Start of PROVIDED RECORDS

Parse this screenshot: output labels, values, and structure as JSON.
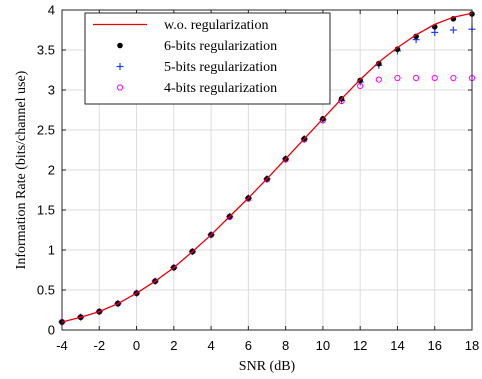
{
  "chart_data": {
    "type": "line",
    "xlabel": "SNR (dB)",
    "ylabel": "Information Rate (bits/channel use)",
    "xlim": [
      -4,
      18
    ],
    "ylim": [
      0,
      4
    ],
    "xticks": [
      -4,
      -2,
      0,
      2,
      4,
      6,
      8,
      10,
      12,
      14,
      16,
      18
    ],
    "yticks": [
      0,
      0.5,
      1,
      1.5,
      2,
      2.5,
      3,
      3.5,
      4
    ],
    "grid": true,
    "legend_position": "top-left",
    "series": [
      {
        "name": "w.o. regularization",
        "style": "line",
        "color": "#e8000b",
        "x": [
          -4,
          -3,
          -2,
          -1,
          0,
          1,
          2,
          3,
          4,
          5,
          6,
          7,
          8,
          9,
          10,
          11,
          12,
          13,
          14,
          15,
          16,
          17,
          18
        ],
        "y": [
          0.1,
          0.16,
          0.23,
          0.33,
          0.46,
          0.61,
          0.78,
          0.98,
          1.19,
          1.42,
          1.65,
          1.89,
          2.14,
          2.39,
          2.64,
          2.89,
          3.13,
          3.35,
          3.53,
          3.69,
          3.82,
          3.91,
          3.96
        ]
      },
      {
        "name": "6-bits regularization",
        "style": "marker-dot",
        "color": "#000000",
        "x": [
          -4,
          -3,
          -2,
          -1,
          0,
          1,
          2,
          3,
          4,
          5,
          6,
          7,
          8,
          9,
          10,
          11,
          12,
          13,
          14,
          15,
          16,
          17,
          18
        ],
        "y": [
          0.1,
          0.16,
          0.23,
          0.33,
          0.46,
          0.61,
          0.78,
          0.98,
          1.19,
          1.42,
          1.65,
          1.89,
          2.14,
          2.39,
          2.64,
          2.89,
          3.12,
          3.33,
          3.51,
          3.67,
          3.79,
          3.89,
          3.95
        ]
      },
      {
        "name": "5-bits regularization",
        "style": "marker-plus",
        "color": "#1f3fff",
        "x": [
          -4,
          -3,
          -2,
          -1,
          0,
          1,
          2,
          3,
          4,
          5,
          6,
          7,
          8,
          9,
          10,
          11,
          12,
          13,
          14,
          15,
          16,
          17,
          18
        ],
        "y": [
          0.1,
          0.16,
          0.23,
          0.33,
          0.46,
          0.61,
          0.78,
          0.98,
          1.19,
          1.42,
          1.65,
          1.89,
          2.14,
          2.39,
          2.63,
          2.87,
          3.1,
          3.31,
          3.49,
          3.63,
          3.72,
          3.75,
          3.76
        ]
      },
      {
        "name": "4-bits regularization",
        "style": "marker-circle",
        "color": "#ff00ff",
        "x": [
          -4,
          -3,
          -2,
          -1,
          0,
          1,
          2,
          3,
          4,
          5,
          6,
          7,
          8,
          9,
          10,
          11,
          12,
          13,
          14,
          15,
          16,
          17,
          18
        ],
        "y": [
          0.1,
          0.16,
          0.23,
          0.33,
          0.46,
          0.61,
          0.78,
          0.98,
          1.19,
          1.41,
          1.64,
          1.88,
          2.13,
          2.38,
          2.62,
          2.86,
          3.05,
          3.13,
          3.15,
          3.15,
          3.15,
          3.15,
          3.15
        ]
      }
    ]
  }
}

End of PROVIDED RECORDS
Start of PROVIDED RECORDS

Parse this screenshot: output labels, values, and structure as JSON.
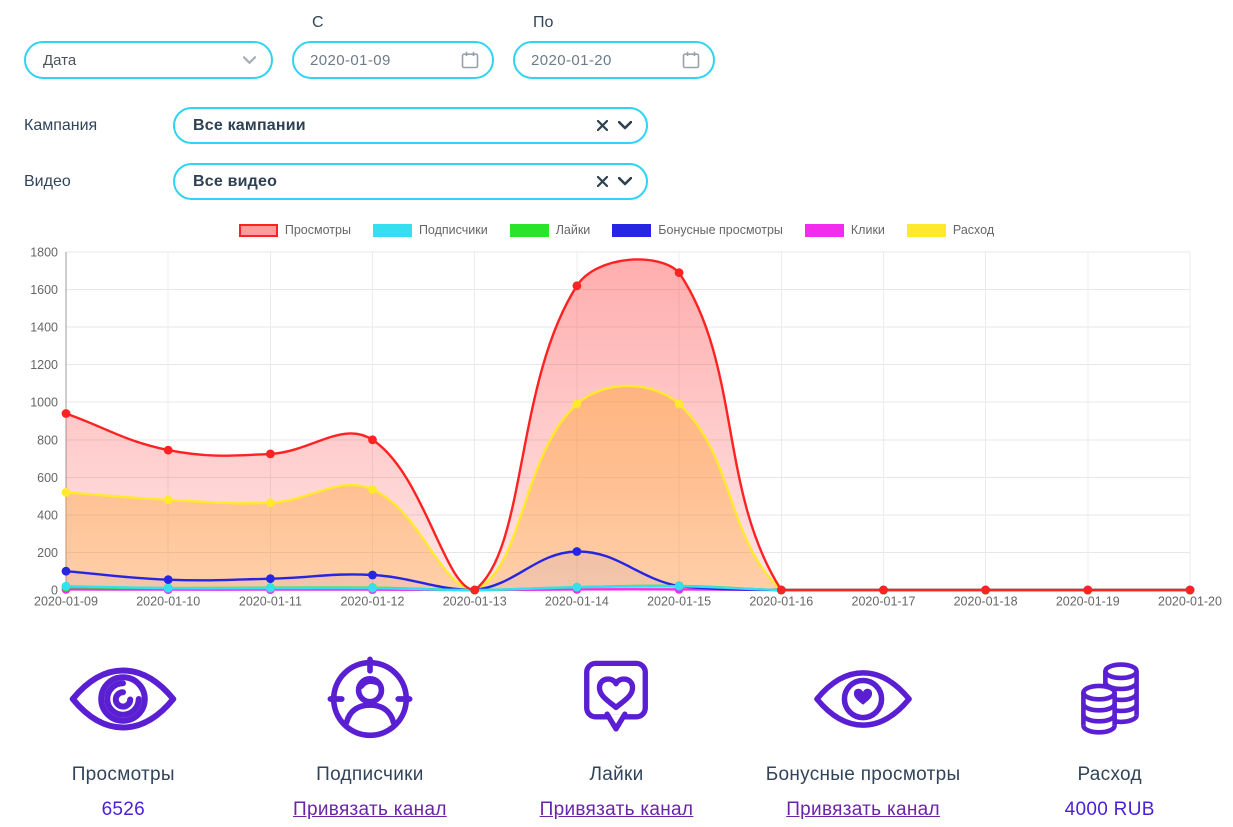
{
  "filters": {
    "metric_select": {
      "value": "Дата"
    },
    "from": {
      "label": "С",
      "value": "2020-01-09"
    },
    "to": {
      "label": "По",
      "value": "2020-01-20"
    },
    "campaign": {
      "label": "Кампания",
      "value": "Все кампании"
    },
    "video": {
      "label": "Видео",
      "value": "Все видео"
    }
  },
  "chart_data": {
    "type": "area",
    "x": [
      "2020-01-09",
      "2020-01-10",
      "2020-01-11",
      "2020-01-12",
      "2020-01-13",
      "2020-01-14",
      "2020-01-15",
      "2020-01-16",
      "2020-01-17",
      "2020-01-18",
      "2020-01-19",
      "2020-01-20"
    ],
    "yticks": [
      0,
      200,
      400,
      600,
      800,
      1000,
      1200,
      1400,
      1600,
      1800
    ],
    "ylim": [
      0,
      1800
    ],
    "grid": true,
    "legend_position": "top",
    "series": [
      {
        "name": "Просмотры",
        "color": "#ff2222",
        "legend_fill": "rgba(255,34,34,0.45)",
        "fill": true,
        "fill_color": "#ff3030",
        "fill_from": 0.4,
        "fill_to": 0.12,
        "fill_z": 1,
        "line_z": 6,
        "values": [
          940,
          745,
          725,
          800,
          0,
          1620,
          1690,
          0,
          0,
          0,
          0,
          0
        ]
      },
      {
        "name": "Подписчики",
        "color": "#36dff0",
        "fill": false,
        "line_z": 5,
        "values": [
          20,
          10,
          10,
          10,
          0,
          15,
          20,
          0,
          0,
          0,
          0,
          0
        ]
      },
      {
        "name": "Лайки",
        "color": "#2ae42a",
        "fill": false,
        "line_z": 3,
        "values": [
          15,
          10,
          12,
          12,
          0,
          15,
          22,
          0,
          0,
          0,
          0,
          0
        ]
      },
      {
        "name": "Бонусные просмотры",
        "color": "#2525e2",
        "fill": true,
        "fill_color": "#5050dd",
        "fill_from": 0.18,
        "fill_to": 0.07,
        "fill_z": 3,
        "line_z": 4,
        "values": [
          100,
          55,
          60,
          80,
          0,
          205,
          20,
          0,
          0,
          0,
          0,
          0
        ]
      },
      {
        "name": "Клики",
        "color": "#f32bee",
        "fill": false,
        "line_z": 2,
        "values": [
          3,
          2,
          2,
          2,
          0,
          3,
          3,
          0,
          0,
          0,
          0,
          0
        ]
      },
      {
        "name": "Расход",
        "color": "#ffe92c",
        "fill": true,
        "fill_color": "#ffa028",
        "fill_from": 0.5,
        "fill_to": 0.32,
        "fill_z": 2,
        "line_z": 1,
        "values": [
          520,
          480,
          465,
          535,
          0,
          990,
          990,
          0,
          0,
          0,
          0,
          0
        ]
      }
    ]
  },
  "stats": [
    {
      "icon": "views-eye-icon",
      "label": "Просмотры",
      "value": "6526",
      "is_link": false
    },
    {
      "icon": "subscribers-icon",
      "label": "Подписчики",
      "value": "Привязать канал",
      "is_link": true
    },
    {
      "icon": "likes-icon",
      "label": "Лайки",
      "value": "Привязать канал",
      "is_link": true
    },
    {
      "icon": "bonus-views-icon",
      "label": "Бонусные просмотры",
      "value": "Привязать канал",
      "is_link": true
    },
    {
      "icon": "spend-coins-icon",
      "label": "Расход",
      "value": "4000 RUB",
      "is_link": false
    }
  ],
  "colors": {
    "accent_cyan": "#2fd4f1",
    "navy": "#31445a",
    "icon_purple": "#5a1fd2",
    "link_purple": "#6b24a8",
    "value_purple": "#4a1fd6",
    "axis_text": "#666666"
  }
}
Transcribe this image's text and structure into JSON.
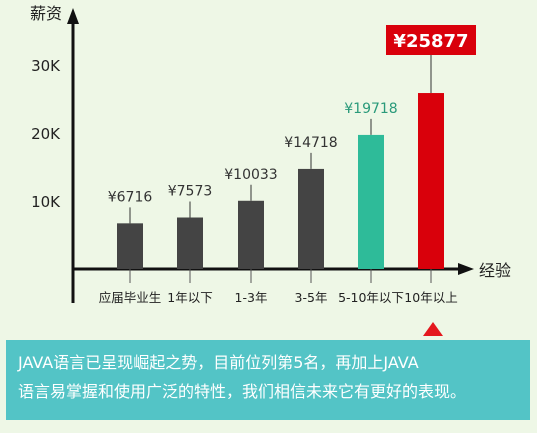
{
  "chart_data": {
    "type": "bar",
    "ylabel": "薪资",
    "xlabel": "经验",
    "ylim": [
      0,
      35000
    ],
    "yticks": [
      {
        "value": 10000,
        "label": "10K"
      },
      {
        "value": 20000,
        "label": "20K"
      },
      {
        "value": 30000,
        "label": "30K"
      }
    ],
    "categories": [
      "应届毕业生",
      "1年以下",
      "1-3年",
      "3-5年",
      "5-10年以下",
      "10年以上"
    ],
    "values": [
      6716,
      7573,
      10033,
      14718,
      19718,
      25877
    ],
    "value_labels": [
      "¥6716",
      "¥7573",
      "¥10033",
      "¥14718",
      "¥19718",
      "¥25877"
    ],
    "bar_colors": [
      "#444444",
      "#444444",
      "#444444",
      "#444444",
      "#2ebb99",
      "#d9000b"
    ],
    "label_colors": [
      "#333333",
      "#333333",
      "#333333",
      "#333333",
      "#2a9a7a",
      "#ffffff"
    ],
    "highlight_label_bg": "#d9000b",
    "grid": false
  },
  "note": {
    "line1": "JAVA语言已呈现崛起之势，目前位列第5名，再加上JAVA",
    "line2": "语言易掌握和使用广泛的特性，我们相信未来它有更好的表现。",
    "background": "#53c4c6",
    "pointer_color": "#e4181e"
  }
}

End of PROVIDED RECORDS
Start of PROVIDED RECORDS

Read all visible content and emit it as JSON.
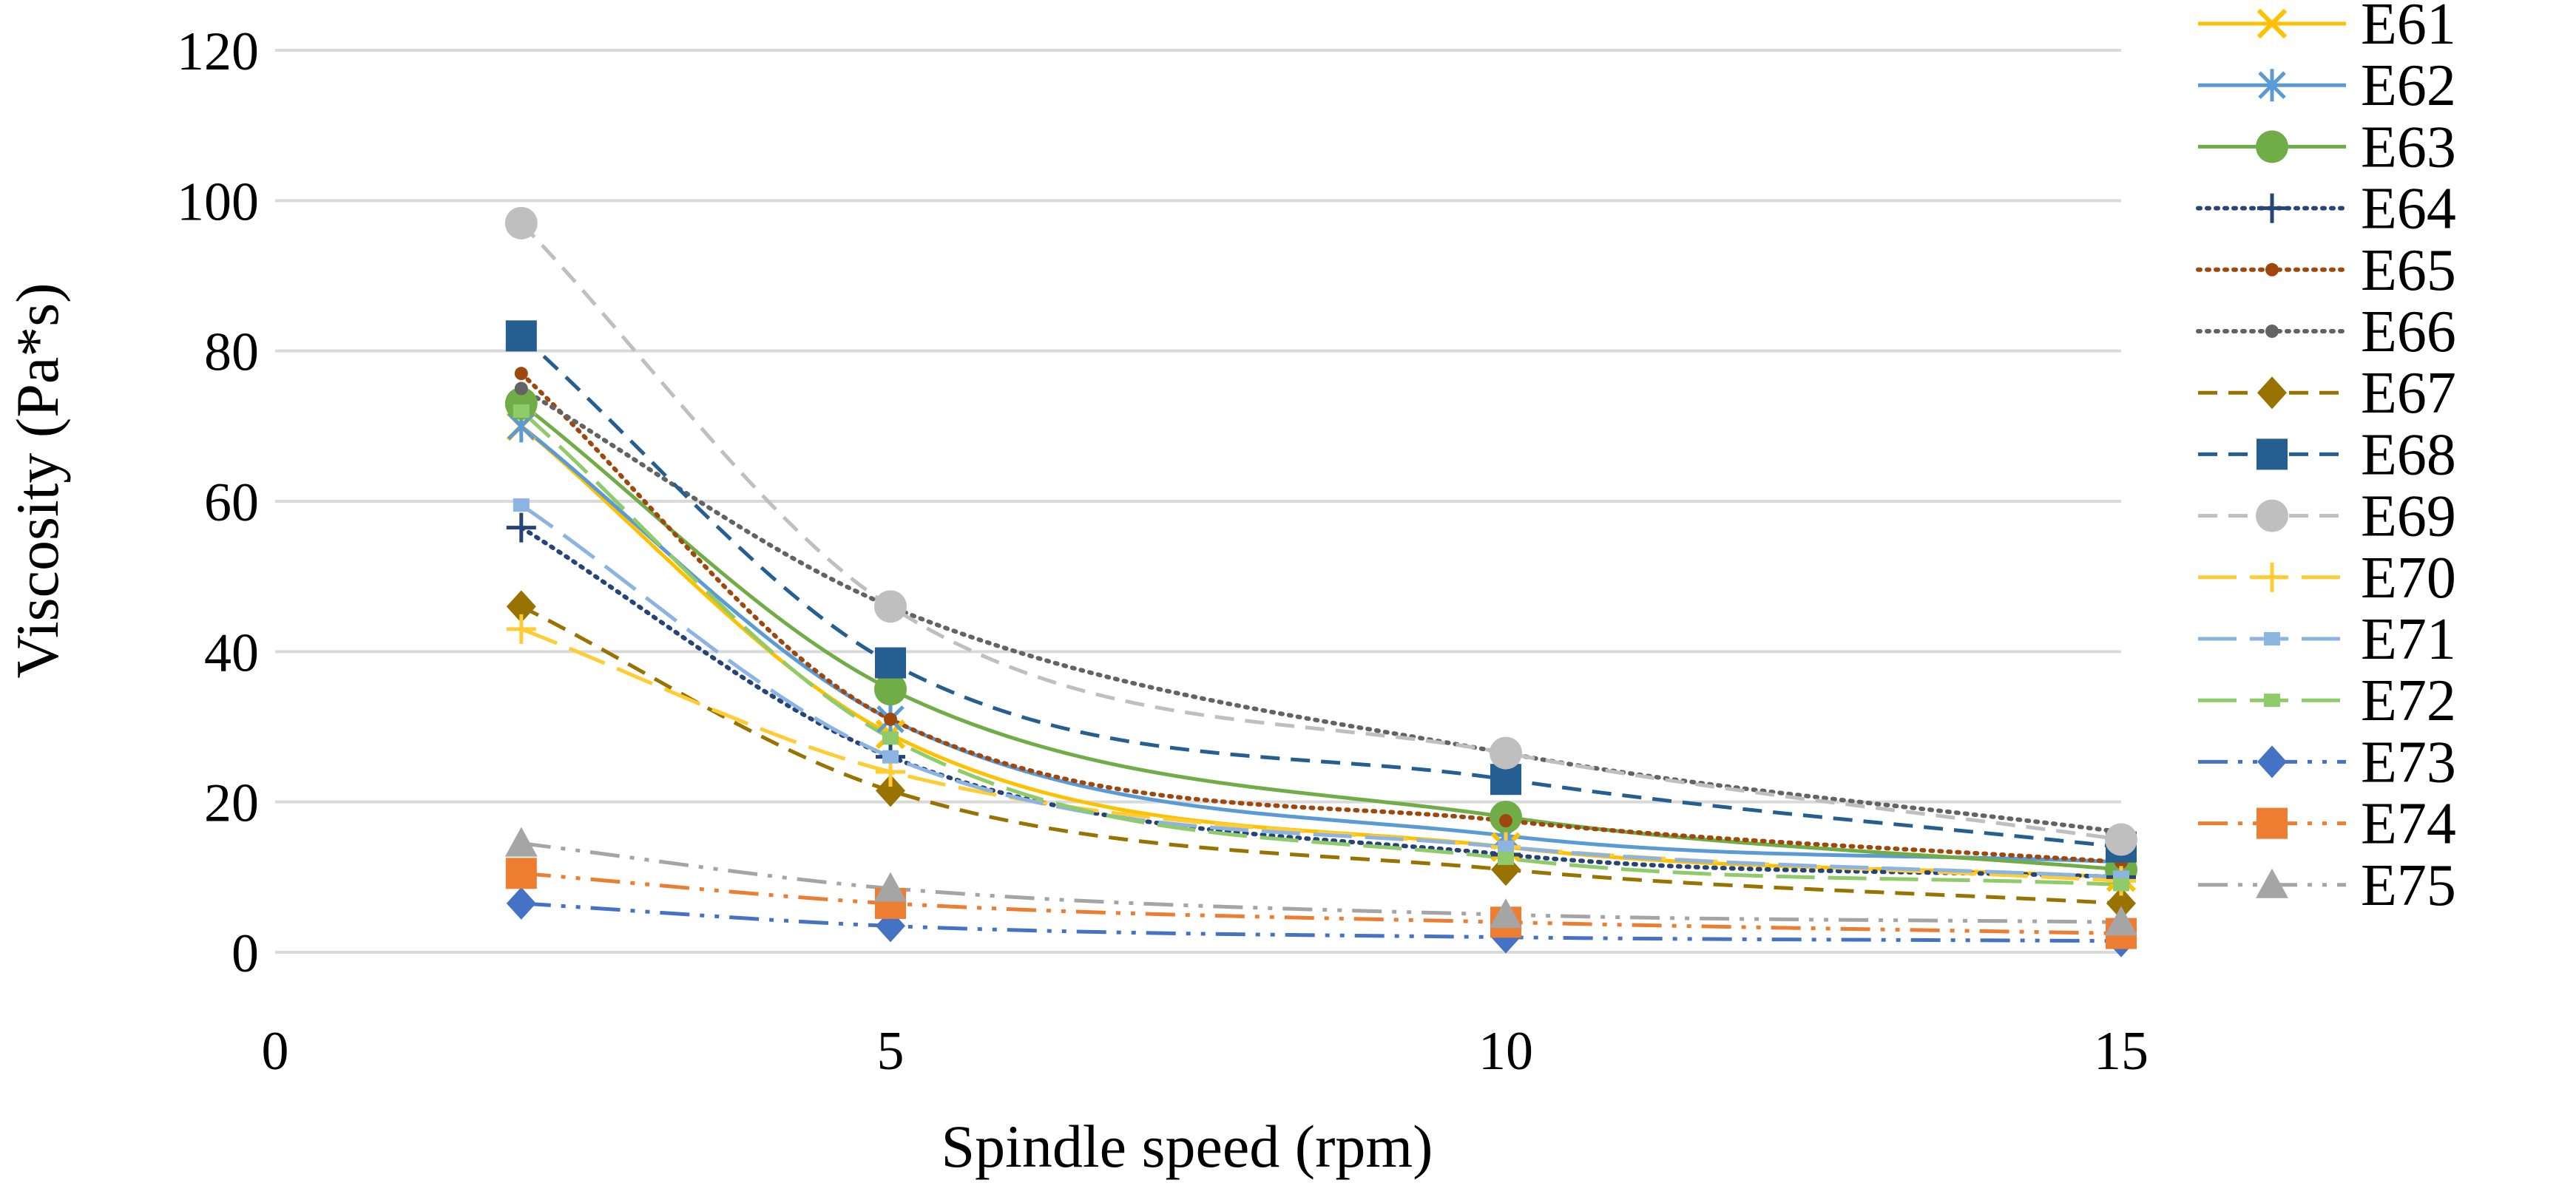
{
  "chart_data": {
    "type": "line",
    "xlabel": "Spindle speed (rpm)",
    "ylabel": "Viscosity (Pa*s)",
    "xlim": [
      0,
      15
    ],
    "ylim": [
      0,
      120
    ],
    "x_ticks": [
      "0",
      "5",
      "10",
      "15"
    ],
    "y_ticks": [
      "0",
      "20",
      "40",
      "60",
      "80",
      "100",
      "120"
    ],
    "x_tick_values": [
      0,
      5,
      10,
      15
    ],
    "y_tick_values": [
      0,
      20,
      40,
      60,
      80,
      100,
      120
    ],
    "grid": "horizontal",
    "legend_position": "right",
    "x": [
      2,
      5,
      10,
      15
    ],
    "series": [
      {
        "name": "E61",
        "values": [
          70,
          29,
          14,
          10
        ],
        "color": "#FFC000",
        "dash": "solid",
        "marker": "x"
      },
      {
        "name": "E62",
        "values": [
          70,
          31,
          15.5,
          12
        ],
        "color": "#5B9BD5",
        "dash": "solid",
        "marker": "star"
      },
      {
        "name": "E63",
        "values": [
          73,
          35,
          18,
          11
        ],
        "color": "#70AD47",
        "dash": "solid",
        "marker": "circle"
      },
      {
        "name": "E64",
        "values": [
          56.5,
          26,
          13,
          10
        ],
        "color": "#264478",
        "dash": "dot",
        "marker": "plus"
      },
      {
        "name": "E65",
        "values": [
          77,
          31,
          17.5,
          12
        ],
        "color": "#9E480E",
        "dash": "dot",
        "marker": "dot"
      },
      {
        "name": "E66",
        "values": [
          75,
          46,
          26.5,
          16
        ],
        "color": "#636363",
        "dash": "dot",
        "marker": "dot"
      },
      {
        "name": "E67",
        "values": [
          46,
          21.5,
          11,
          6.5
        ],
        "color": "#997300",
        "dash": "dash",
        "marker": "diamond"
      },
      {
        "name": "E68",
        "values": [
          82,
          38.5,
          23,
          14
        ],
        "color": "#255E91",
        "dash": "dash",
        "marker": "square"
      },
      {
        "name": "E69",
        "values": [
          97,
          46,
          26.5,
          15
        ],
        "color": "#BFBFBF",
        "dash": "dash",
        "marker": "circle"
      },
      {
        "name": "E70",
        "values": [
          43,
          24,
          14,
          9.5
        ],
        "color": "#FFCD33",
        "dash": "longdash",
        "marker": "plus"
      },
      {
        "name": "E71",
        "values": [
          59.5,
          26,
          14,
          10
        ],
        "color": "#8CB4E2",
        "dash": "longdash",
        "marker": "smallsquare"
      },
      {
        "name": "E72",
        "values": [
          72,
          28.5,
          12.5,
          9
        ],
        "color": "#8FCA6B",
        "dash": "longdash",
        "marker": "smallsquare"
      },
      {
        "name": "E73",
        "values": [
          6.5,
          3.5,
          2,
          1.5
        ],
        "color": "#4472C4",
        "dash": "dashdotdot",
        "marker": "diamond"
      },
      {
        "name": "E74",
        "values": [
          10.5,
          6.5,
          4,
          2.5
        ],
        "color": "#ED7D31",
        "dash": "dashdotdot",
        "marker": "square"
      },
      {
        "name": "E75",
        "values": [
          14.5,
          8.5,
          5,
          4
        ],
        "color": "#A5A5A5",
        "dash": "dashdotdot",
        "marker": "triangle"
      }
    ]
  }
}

End of PROVIDED RECORDS

From the entries above, copy out every line where the string "grid" appears.

    "grid": true,
    "grid": true,
    "grid": false
    "grid": "horizontal",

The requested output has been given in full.